> **Provided information**
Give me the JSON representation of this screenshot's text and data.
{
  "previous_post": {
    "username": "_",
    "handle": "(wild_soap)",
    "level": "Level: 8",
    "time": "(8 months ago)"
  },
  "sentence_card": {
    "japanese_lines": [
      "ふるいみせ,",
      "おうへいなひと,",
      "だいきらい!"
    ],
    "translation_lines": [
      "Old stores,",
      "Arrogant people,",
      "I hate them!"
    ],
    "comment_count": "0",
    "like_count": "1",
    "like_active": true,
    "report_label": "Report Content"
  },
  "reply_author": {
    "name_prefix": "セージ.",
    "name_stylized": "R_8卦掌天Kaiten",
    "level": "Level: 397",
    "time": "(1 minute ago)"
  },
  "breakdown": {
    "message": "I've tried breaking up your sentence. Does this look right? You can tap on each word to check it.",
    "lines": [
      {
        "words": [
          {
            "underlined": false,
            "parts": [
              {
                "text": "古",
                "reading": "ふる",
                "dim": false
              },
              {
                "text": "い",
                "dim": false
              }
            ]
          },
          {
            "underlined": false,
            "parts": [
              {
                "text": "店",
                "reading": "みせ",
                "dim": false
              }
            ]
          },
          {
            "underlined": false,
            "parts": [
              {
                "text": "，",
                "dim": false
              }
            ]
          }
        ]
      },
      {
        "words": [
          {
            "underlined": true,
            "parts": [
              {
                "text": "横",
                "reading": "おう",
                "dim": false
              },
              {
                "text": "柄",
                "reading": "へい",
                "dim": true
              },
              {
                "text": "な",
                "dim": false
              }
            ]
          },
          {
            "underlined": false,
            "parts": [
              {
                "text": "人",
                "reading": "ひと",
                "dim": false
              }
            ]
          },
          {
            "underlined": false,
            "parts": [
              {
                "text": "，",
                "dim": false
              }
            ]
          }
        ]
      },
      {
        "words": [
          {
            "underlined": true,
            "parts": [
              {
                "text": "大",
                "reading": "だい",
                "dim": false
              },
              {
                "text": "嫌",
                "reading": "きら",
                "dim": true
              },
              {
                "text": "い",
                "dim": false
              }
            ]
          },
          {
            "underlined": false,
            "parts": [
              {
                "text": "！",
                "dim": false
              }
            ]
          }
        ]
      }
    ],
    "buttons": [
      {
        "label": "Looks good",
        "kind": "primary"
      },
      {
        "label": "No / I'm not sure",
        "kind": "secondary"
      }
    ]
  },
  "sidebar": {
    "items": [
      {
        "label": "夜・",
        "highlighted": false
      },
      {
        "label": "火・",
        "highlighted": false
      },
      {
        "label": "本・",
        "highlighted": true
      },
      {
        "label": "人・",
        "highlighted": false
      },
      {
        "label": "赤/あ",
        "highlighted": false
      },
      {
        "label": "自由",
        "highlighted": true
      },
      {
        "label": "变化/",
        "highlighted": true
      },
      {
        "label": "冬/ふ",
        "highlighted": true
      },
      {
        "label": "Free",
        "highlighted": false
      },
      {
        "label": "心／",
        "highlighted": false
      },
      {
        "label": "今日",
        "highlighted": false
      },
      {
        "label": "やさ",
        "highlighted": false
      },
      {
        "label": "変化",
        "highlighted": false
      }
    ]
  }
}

> **What this task involves**
Please output every record, keeping each line exact.

> **Written answer**
Give me the JSON representation of this screenshot's text and data.
{
  "previous_post": {
    "username": "_",
    "handle": "(wild_soap)",
    "level": "Level: 8",
    "time": "(8 months ago)"
  },
  "sentence_card": {
    "japanese_lines": [
      "ふるいみせ,",
      "おうへいなひと,",
      "だいきらい!"
    ],
    "translation_lines": [
      "Old stores,",
      "Arrogant people,",
      "I hate them!"
    ],
    "comment_count": "0",
    "like_count": "1",
    "like_active": true,
    "report_label": "Report Content"
  },
  "reply_author": {
    "name_prefix": "セージ.",
    "name_stylized": "R_8卦掌天Kaiten",
    "level": "Level: 397",
    "time": "(1 minute ago)"
  },
  "breakdown": {
    "message": "I've tried breaking up your sentence. Does this look right? You can tap on each word to check it.",
    "lines": [
      {
        "words": [
          {
            "underlined": false,
            "parts": [
              {
                "text": "古",
                "reading": "ふる",
                "dim": false
              },
              {
                "text": "い",
                "dim": false
              }
            ]
          },
          {
            "underlined": false,
            "parts": [
              {
                "text": "店",
                "reading": "みせ",
                "dim": false
              }
            ]
          },
          {
            "underlined": false,
            "parts": [
              {
                "text": "，",
                "dim": false
              }
            ]
          }
        ]
      },
      {
        "words": [
          {
            "underlined": true,
            "parts": [
              {
                "text": "横",
                "reading": "おう",
                "dim": false
              },
              {
                "text": "柄",
                "reading": "へい",
                "dim": true
              },
              {
                "text": "な",
                "dim": false
              }
            ]
          },
          {
            "underlined": false,
            "parts": [
              {
                "text": "人",
                "reading": "ひと",
                "dim": false
              }
            ]
          },
          {
            "underlined": false,
            "parts": [
              {
                "text": "，",
                "dim": false
              }
            ]
          }
        ]
      },
      {
        "words": [
          {
            "underlined": true,
            "parts": [
              {
                "text": "大",
                "reading": "だい",
                "dim": false
              },
              {
                "text": "嫌",
                "reading": "きら",
                "dim": true
              },
              {
                "text": "い",
                "dim": false
              }
            ]
          },
          {
            "underlined": false,
            "parts": [
              {
                "text": "！",
                "dim": false
              }
            ]
          }
        ]
      }
    ],
    "buttons": [
      {
        "label": "Looks good",
        "kind": "primary"
      },
      {
        "label": "No / I'm not sure",
        "kind": "secondary"
      }
    ]
  },
  "sidebar": {
    "items": [
      {
        "label": "夜・",
        "highlighted": false
      },
      {
        "label": "火・",
        "highlighted": false
      },
      {
        "label": "本・",
        "highlighted": true
      },
      {
        "label": "人・",
        "highlighted": false
      },
      {
        "label": "赤/あ",
        "highlighted": false
      },
      {
        "label": "自由",
        "highlighted": true
      },
      {
        "label": "变化/",
        "highlighted": true
      },
      {
        "label": "冬/ふ",
        "highlighted": true
      },
      {
        "label": "Free",
        "highlighted": false
      },
      {
        "label": "心／",
        "highlighted": false
      },
      {
        "label": "今日",
        "highlighted": false
      },
      {
        "label": "やさ",
        "highlighted": false
      },
      {
        "label": "変化",
        "highlighted": false
      }
    ]
  }
}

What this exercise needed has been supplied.